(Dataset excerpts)

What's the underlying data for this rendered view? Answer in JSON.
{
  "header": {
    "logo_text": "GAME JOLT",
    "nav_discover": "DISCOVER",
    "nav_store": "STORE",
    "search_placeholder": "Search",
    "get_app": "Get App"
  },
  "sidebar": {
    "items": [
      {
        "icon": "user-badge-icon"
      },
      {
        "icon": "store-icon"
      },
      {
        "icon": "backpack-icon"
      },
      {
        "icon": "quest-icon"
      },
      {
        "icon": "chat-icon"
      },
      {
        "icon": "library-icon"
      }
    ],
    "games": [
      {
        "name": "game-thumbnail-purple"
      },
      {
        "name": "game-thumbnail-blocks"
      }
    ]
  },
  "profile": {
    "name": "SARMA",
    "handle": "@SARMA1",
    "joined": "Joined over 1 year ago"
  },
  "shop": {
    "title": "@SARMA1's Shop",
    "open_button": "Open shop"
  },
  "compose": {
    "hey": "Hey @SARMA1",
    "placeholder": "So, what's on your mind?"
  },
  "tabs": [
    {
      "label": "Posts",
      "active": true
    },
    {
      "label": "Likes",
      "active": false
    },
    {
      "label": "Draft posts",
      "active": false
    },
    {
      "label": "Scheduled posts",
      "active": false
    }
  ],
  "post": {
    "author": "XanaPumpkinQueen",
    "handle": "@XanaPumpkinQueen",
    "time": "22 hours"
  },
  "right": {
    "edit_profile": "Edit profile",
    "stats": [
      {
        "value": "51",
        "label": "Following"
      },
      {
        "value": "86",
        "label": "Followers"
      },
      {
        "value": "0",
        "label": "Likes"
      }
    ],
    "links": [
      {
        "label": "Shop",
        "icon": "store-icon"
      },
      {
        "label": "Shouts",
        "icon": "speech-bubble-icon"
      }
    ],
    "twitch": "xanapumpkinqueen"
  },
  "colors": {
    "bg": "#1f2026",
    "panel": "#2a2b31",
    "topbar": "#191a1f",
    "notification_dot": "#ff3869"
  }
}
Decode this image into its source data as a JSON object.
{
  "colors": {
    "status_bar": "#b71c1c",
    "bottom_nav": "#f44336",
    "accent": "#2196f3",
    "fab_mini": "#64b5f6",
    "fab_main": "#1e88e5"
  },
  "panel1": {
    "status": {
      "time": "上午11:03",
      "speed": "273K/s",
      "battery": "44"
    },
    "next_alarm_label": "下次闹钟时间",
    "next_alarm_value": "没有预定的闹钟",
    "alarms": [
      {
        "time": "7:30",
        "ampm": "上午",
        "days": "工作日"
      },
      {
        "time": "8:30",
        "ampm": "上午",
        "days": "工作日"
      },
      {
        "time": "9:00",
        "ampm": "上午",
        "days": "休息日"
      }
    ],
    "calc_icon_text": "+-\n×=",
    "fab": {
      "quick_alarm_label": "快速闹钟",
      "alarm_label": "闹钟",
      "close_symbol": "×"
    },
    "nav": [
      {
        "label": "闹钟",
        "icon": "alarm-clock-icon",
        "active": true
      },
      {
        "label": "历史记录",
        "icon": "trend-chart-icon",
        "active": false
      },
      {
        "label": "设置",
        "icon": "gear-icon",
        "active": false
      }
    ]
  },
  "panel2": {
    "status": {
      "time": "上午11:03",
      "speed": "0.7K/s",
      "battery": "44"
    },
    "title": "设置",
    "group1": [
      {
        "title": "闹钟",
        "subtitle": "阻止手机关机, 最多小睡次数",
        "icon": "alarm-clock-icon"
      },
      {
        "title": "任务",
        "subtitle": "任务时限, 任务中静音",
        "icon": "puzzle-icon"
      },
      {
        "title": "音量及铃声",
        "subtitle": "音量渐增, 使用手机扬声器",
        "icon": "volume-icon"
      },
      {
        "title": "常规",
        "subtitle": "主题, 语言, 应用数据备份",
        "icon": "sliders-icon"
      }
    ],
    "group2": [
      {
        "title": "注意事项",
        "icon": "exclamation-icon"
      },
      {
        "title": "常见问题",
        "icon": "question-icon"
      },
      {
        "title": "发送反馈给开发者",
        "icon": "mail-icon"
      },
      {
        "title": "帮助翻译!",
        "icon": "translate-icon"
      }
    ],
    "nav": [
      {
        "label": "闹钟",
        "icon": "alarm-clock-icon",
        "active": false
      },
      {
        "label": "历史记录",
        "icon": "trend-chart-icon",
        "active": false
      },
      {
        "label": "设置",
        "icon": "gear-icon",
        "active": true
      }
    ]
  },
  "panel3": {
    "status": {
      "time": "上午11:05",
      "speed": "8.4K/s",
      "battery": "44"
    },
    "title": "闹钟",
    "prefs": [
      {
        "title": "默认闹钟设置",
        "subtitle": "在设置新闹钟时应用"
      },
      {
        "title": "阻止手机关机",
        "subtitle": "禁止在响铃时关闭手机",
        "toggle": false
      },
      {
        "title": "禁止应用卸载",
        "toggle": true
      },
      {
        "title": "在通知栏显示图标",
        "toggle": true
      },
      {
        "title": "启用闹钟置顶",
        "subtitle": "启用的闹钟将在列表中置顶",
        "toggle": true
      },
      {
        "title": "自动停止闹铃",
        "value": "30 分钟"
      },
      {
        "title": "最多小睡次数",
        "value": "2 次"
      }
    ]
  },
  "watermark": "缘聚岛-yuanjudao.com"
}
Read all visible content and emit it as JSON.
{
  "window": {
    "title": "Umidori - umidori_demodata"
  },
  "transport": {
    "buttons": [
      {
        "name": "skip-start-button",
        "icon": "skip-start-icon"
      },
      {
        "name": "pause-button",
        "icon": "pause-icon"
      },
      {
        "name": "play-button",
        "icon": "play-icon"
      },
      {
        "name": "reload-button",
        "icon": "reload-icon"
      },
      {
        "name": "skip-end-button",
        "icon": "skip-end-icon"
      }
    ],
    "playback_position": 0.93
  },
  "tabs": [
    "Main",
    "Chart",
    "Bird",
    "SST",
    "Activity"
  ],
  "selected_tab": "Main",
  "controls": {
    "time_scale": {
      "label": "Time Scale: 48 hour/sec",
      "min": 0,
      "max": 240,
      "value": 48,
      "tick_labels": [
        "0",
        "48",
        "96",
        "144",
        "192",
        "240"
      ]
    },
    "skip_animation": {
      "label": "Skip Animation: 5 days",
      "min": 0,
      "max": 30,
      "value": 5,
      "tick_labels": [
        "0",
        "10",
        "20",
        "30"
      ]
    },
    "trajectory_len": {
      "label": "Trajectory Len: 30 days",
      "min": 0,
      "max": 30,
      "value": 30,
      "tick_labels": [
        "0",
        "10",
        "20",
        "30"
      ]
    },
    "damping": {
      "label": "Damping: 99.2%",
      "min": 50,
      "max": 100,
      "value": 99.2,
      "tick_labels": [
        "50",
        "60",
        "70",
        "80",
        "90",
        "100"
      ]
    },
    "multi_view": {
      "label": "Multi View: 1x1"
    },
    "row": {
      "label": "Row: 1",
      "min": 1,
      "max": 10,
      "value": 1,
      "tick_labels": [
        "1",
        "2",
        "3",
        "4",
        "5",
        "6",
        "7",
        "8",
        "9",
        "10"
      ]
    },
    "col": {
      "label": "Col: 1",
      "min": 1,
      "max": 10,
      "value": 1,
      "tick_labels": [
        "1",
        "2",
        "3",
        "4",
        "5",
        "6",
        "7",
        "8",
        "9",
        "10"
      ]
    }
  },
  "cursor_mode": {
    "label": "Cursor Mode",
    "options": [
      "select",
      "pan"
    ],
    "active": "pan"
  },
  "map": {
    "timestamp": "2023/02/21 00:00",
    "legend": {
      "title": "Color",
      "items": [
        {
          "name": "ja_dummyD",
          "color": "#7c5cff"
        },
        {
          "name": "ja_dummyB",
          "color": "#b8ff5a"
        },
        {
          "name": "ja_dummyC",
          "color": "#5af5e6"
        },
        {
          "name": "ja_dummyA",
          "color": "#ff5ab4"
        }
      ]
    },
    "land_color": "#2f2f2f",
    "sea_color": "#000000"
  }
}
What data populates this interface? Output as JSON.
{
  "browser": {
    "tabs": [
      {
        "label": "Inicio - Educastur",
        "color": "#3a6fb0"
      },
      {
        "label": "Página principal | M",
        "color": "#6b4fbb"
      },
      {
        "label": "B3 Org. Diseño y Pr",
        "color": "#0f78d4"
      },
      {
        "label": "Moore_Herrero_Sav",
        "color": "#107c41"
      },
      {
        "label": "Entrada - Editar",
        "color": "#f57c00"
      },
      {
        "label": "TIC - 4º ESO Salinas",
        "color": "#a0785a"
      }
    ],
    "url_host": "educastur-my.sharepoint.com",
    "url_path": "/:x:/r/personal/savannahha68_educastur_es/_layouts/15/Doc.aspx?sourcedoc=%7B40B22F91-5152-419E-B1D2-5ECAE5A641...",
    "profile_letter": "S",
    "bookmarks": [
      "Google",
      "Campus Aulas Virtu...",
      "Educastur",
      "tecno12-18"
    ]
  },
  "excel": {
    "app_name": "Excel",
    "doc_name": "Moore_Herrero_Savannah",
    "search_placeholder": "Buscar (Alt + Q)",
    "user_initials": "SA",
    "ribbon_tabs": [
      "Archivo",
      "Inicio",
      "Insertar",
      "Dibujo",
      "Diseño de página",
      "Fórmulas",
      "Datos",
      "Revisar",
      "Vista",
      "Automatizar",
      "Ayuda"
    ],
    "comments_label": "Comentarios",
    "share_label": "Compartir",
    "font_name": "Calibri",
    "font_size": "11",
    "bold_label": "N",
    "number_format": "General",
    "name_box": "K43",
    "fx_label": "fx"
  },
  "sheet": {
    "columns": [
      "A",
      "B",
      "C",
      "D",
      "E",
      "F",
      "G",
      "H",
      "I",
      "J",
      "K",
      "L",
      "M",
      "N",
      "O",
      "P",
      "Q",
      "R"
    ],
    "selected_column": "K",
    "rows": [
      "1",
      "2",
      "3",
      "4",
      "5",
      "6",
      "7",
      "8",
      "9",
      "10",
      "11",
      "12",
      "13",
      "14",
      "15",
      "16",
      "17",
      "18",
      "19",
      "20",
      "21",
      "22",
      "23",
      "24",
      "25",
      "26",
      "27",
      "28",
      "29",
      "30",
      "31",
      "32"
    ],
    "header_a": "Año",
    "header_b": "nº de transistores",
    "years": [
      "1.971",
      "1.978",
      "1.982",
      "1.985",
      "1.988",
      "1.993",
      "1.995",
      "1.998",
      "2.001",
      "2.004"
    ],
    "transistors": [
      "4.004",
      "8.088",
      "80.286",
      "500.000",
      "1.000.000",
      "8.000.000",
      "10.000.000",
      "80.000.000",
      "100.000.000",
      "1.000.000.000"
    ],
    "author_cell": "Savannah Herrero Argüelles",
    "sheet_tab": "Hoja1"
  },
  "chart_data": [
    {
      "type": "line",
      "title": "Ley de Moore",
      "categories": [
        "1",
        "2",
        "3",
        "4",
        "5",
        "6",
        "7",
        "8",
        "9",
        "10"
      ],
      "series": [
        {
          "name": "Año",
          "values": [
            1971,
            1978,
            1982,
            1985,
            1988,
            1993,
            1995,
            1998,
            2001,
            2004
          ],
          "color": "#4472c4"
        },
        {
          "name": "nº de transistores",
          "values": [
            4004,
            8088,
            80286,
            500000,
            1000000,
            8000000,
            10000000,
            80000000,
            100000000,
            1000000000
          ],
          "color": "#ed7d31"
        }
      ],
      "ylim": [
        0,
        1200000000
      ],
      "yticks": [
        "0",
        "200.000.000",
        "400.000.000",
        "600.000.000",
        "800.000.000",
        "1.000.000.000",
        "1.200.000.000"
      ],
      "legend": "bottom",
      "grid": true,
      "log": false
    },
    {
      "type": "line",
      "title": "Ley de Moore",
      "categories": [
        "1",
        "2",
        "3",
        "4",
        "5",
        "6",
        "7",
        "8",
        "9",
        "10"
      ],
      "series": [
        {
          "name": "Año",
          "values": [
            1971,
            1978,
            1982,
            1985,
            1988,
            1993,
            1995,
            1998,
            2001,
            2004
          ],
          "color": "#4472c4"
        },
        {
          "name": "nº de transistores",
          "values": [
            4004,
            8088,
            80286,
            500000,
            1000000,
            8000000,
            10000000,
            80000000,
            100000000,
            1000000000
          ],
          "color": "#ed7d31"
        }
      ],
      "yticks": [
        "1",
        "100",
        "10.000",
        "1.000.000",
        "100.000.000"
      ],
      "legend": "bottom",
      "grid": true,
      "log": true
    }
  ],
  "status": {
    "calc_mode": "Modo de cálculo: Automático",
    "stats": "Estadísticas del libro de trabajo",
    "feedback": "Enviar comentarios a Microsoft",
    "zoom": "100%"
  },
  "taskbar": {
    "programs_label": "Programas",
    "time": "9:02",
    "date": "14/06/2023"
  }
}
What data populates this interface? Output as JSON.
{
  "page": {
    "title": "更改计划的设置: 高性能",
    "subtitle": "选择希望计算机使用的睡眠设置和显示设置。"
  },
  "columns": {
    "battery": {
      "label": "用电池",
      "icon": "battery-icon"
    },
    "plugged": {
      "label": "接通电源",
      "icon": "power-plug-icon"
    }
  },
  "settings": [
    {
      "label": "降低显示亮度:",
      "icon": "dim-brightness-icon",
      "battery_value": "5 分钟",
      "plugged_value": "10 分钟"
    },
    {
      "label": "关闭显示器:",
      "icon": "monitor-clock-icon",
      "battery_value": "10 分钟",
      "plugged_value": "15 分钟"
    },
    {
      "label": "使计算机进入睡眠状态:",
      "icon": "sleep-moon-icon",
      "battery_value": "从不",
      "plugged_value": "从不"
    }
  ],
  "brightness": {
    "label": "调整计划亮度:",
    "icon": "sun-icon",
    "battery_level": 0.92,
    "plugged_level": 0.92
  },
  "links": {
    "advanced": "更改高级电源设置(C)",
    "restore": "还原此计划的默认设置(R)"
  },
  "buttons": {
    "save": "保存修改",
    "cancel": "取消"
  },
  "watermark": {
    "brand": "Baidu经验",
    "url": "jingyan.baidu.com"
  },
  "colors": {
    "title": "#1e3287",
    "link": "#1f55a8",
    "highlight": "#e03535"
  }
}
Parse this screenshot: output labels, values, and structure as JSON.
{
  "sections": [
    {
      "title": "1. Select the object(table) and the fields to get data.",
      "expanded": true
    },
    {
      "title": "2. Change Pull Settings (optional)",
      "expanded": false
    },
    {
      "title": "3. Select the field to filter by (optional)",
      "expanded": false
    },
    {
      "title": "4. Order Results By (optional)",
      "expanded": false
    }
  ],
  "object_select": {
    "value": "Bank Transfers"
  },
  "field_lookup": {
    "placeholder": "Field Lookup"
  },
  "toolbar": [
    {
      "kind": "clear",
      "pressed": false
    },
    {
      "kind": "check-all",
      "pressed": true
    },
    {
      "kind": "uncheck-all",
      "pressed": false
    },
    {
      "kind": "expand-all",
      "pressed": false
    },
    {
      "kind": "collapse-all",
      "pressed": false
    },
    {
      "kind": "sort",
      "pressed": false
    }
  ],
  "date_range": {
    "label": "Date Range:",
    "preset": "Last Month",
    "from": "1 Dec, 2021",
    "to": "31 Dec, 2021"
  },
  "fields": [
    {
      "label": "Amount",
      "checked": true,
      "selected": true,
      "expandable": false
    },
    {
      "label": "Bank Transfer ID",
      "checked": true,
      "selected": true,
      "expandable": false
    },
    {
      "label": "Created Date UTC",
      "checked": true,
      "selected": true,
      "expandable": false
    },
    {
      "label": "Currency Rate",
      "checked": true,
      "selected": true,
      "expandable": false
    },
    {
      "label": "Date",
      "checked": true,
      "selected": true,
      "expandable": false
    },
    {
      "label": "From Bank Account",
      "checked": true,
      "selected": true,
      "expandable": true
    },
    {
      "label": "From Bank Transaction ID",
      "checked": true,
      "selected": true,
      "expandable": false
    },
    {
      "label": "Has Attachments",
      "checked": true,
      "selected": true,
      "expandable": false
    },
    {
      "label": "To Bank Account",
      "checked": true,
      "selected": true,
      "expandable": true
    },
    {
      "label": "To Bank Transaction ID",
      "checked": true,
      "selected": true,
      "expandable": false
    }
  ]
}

SET EXERCISE —
Which lines above contain the word "Diseño"? Copy each of them.

CORRECT OUTPUT —
        "label": "B3 Org. Diseño y Pr",
      "Diseño de página",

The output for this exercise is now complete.